From the records, pick out and copy each line containing "location".

# # # # # # #

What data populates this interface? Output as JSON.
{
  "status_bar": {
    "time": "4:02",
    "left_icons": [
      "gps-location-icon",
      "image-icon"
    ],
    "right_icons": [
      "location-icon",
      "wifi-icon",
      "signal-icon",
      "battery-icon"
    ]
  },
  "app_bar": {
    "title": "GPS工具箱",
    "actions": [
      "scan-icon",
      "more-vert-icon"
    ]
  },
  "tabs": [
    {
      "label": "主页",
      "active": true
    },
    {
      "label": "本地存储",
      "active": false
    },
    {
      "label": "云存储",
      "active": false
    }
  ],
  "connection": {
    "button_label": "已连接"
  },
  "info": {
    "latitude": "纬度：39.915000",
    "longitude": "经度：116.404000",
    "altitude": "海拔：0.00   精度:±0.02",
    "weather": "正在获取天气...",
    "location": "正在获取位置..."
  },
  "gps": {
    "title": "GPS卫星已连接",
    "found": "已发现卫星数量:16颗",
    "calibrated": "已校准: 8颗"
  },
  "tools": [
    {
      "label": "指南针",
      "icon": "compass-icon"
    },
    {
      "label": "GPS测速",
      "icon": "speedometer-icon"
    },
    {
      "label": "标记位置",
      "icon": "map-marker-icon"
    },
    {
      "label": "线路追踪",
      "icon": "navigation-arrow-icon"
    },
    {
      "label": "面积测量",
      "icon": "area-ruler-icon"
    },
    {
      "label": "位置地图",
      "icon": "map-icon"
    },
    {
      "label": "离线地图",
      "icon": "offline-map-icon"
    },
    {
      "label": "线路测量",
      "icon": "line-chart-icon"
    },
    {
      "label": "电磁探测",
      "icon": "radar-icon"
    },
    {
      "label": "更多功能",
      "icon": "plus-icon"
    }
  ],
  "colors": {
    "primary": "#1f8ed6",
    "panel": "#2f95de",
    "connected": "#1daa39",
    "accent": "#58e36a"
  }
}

# # # # # # #

Solution to this task:
      "gps-location-icon",
      "location-icon",
    "location": "正在获取位置..."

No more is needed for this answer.